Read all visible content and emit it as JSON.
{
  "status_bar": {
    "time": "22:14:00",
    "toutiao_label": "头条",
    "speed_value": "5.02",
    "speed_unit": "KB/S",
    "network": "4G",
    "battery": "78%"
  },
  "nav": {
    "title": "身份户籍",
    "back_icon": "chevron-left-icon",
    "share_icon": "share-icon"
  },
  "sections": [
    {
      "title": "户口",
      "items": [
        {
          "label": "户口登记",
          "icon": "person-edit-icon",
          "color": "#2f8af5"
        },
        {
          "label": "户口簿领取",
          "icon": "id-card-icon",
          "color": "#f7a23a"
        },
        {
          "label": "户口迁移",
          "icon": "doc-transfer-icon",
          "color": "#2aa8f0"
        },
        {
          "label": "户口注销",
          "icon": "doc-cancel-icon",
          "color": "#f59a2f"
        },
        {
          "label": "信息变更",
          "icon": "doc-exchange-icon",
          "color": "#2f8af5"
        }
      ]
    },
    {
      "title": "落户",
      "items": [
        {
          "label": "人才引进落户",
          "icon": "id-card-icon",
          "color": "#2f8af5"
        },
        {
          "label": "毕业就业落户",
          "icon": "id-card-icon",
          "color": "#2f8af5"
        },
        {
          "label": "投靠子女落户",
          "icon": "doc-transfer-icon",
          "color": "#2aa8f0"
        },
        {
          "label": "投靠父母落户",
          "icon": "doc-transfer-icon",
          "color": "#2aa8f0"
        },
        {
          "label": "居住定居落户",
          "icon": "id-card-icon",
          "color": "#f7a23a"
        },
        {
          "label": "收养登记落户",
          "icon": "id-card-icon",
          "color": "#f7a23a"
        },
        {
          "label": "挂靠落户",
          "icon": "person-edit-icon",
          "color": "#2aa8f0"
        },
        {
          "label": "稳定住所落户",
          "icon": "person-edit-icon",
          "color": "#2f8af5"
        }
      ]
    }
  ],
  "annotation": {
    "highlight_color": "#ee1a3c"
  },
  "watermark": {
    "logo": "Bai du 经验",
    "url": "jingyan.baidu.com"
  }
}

| Task requirements |
Reproduce each line verbatim.

| Reply to the task |
Read all visible content and emit it as JSON.
{
  "status_bar": {
    "time": "22:14:00",
    "toutiao_label": "头条",
    "speed_value": "5.02",
    "speed_unit": "KB/S",
    "network": "4G",
    "battery": "78%"
  },
  "nav": {
    "title": "身份户籍",
    "back_icon": "chevron-left-icon",
    "share_icon": "share-icon"
  },
  "sections": [
    {
      "title": "户口",
      "items": [
        {
          "label": "户口登记",
          "icon": "person-edit-icon",
          "color": "#2f8af5"
        },
        {
          "label": "户口簿领取",
          "icon": "id-card-icon",
          "color": "#f7a23a"
        },
        {
          "label": "户口迁移",
          "icon": "doc-transfer-icon",
          "color": "#2aa8f0"
        },
        {
          "label": "户口注销",
          "icon": "doc-cancel-icon",
          "color": "#f59a2f"
        },
        {
          "label": "信息变更",
          "icon": "doc-exchange-icon",
          "color": "#2f8af5"
        }
      ]
    },
    {
      "title": "落户",
      "items": [
        {
          "label": "人才引进落户",
          "icon": "id-card-icon",
          "color": "#2f8af5"
        },
        {
          "label": "毕业就业落户",
          "icon": "id-card-icon",
          "color": "#2f8af5"
        },
        {
          "label": "投靠子女落户",
          "icon": "doc-transfer-icon",
          "color": "#2aa8f0"
        },
        {
          "label": "投靠父母落户",
          "icon": "doc-transfer-icon",
          "color": "#2aa8f0"
        },
        {
          "label": "居住定居落户",
          "icon": "id-card-icon",
          "color": "#f7a23a"
        },
        {
          "label": "收养登记落户",
          "icon": "id-card-icon",
          "color": "#f7a23a"
        },
        {
          "label": "挂靠落户",
          "icon": "person-edit-icon",
          "color": "#2aa8f0"
        },
        {
          "label": "稳定住所落户",
          "icon": "person-edit-icon",
          "color": "#2f8af5"
        }
      ]
    }
  ],
  "annotation": {
    "highlight_color": "#ee1a3c"
  },
  "watermark": {
    "logo": "Bai du 经验",
    "url": "jingyan.baidu.com"
  }
}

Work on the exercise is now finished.